▶ **RECORDS SUPPLIED**
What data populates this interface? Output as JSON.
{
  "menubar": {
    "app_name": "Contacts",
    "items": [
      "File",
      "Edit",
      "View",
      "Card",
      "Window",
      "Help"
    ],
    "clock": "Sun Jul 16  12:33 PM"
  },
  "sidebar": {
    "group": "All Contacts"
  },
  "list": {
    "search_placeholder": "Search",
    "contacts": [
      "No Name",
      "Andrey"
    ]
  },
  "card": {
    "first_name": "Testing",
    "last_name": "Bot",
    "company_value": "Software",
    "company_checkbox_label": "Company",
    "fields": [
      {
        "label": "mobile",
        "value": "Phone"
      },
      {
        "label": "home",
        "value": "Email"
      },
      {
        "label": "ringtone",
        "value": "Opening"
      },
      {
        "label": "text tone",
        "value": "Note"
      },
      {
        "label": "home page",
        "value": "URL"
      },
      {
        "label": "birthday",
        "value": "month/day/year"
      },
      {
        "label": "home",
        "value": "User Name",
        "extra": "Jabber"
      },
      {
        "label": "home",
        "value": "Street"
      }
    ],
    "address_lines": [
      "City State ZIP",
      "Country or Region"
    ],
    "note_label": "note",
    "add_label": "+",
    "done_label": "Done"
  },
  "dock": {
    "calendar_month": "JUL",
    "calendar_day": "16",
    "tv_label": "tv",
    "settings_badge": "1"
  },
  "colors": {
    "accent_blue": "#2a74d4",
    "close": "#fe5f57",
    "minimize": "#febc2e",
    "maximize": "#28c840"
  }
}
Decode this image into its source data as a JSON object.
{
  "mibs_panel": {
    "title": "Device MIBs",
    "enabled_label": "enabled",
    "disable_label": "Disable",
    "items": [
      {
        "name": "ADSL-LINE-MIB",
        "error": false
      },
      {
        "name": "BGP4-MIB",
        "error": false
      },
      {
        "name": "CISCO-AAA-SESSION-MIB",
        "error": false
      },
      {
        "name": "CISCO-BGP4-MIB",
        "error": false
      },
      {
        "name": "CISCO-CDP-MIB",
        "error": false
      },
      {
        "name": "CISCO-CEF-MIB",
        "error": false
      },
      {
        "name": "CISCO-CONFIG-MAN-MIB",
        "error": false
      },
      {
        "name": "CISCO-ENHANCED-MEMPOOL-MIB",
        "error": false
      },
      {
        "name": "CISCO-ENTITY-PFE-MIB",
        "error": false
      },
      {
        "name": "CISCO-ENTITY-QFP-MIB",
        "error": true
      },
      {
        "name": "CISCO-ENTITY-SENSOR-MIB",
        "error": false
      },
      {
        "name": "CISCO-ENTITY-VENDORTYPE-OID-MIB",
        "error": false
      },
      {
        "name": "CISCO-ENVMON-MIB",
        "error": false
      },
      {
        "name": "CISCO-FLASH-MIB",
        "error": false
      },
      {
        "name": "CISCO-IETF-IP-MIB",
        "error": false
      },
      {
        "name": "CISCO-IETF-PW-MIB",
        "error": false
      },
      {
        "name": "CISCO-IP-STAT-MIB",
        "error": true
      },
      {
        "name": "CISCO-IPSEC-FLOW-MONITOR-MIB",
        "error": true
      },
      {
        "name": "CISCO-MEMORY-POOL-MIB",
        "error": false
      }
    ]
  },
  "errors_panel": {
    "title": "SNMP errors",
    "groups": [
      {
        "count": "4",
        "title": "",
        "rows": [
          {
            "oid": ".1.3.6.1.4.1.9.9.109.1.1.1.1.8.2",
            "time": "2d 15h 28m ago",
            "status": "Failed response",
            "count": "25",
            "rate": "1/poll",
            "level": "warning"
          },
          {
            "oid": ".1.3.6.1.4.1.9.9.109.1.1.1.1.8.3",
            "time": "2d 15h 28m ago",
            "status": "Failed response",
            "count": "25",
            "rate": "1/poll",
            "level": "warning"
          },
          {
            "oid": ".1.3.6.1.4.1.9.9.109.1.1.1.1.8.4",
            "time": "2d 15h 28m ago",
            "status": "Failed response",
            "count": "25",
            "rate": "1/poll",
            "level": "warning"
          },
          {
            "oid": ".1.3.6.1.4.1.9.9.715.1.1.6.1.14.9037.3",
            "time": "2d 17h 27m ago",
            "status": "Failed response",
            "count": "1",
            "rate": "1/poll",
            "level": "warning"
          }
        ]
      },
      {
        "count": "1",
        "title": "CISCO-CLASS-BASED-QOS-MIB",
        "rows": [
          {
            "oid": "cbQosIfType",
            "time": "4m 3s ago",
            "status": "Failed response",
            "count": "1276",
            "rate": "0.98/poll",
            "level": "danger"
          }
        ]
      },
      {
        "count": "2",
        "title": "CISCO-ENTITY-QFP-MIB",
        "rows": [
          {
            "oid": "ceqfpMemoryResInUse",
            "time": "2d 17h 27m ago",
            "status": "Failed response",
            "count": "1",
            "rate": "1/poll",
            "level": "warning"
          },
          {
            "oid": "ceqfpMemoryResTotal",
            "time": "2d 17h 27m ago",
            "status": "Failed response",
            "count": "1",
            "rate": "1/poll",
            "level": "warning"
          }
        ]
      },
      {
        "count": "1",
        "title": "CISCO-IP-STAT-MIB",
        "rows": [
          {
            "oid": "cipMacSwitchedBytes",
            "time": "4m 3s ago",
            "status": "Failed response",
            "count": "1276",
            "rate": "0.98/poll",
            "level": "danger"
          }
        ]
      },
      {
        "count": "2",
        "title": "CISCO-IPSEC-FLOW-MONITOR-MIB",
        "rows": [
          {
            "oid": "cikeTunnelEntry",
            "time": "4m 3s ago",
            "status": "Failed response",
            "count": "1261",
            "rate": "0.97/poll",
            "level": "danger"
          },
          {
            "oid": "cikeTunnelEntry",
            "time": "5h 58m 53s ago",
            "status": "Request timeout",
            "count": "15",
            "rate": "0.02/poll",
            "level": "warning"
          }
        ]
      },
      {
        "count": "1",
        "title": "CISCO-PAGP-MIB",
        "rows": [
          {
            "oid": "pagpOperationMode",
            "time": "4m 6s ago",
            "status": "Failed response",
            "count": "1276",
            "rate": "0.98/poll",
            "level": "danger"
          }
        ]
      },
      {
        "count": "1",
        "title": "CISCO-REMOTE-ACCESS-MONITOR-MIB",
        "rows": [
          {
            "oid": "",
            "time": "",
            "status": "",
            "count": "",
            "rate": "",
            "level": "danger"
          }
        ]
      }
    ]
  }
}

▶ **GIVEN TASK**
Retype the entries one by one, exactly.

▶ **SOLUTION TO THIS TASK**
What data populates this interface? Output as JSON.
{
  "menubar": {
    "app_name": "Contacts",
    "items": [
      "File",
      "Edit",
      "View",
      "Card",
      "Window",
      "Help"
    ],
    "clock": "Sun Jul 16  12:33 PM"
  },
  "sidebar": {
    "group": "All Contacts"
  },
  "list": {
    "search_placeholder": "Search",
    "contacts": [
      "No Name",
      "Andrey"
    ]
  },
  "card": {
    "first_name": "Testing",
    "last_name": "Bot",
    "company_value": "Software",
    "company_checkbox_label": "Company",
    "fields": [
      {
        "label": "mobile",
        "value": "Phone"
      },
      {
        "label": "home",
        "value": "Email"
      },
      {
        "label": "ringtone",
        "value": "Opening"
      },
      {
        "label": "text tone",
        "value": "Note"
      },
      {
        "label": "home page",
        "value": "URL"
      },
      {
        "label": "birthday",
        "value": "month/day/year"
      },
      {
        "label": "home",
        "value": "User Name",
        "extra": "Jabber"
      },
      {
        "label": "home",
        "value": "Street"
      }
    ],
    "address_lines": [
      "City State ZIP",
      "Country or Region"
    ],
    "note_label": "note",
    "add_label": "+",
    "done_label": "Done"
  },
  "dock": {
    "calendar_month": "JUL",
    "calendar_day": "16",
    "tv_label": "tv",
    "settings_badge": "1"
  },
  "colors": {
    "accent_blue": "#2a74d4",
    "close": "#fe5f57",
    "minimize": "#febc2e",
    "maximize": "#28c840"
  }
}
Decode this image into its source data as a JSON object.
{
  "mibs_panel": {
    "title": "Device MIBs",
    "enabled_label": "enabled",
    "disable_label": "Disable",
    "items": [
      {
        "name": "ADSL-LINE-MIB",
        "error": false
      },
      {
        "name": "BGP4-MIB",
        "error": false
      },
      {
        "name": "CISCO-AAA-SESSION-MIB",
        "error": false
      },
      {
        "name": "CISCO-BGP4-MIB",
        "error": false
      },
      {
        "name": "CISCO-CDP-MIB",
        "error": false
      },
      {
        "name": "CISCO-CEF-MIB",
        "error": false
      },
      {
        "name": "CISCO-CONFIG-MAN-MIB",
        "error": false
      },
      {
        "name": "CISCO-ENHANCED-MEMPOOL-MIB",
        "error": false
      },
      {
        "name": "CISCO-ENTITY-PFE-MIB",
        "error": false
      },
      {
        "name": "CISCO-ENTITY-QFP-MIB",
        "error": true
      },
      {
        "name": "CISCO-ENTITY-SENSOR-MIB",
        "error": false
      },
      {
        "name": "CISCO-ENTITY-VENDORTYPE-OID-MIB",
        "error": false
      },
      {
        "name": "CISCO-ENVMON-MIB",
        "error": false
      },
      {
        "name": "CISCO-FLASH-MIB",
        "error": false
      },
      {
        "name": "CISCO-IETF-IP-MIB",
        "error": false
      },
      {
        "name": "CISCO-IETF-PW-MIB",
        "error": false
      },
      {
        "name": "CISCO-IP-STAT-MIB",
        "error": true
      },
      {
        "name": "CISCO-IPSEC-FLOW-MONITOR-MIB",
        "error": true
      },
      {
        "name": "CISCO-MEMORY-POOL-MIB",
        "error": false
      }
    ]
  },
  "errors_panel": {
    "title": "SNMP errors",
    "groups": [
      {
        "count": "4",
        "title": "",
        "rows": [
          {
            "oid": ".1.3.6.1.4.1.9.9.109.1.1.1.1.8.2",
            "time": "2d 15h 28m ago",
            "status": "Failed response",
            "count": "25",
            "rate": "1/poll",
            "level": "warning"
          },
          {
            "oid": ".1.3.6.1.4.1.9.9.109.1.1.1.1.8.3",
            "time": "2d 15h 28m ago",
            "status": "Failed response",
            "count": "25",
            "rate": "1/poll",
            "level": "warning"
          },
          {
            "oid": ".1.3.6.1.4.1.9.9.109.1.1.1.1.8.4",
            "time": "2d 15h 28m ago",
            "status": "Failed response",
            "count": "25",
            "rate": "1/poll",
            "level": "warning"
          },
          {
            "oid": ".1.3.6.1.4.1.9.9.715.1.1.6.1.14.9037.3",
            "time": "2d 17h 27m ago",
            "status": "Failed response",
            "count": "1",
            "rate": "1/poll",
            "level": "warning"
          }
        ]
      },
      {
        "count": "1",
        "title": "CISCO-CLASS-BASED-QOS-MIB",
        "rows": [
          {
            "oid": "cbQosIfType",
            "time": "4m 3s ago",
            "status": "Failed response",
            "count": "1276",
            "rate": "0.98/poll",
            "level": "danger"
          }
        ]
      },
      {
        "count": "2",
        "title": "CISCO-ENTITY-QFP-MIB",
        "rows": [
          {
            "oid": "ceqfpMemoryResInUse",
            "time": "2d 17h 27m ago",
            "status": "Failed response",
            "count": "1",
            "rate": "1/poll",
            "level": "warning"
          },
          {
            "oid": "ceqfpMemoryResTotal",
            "time": "2d 17h 27m ago",
            "status": "Failed response",
            "count": "1",
            "rate": "1/poll",
            "level": "warning"
          }
        ]
      },
      {
        "count": "1",
        "title": "CISCO-IP-STAT-MIB",
        "rows": [
          {
            "oid": "cipMacSwitchedBytes",
            "time": "4m 3s ago",
            "status": "Failed response",
            "count": "1276",
            "rate": "0.98/poll",
            "level": "danger"
          }
        ]
      },
      {
        "count": "2",
        "title": "CISCO-IPSEC-FLOW-MONITOR-MIB",
        "rows": [
          {
            "oid": "cikeTunnelEntry",
            "time": "4m 3s ago",
            "status": "Failed response",
            "count": "1261",
            "rate": "0.97/poll",
            "level": "danger"
          },
          {
            "oid": "cikeTunnelEntry",
            "time": "5h 58m 53s ago",
            "status": "Request timeout",
            "count": "15",
            "rate": "0.02/poll",
            "level": "warning"
          }
        ]
      },
      {
        "count": "1",
        "title": "CISCO-PAGP-MIB",
        "rows": [
          {
            "oid": "pagpOperationMode",
            "time": "4m 6s ago",
            "status": "Failed response",
            "count": "1276",
            "rate": "0.98/poll",
            "level": "danger"
          }
        ]
      },
      {
        "count": "1",
        "title": "CISCO-REMOTE-ACCESS-MONITOR-MIB",
        "rows": [
          {
            "oid": "",
            "time": "",
            "status": "",
            "count": "",
            "rate": "",
            "level": "danger"
          }
        ]
      }
    ]
  }
}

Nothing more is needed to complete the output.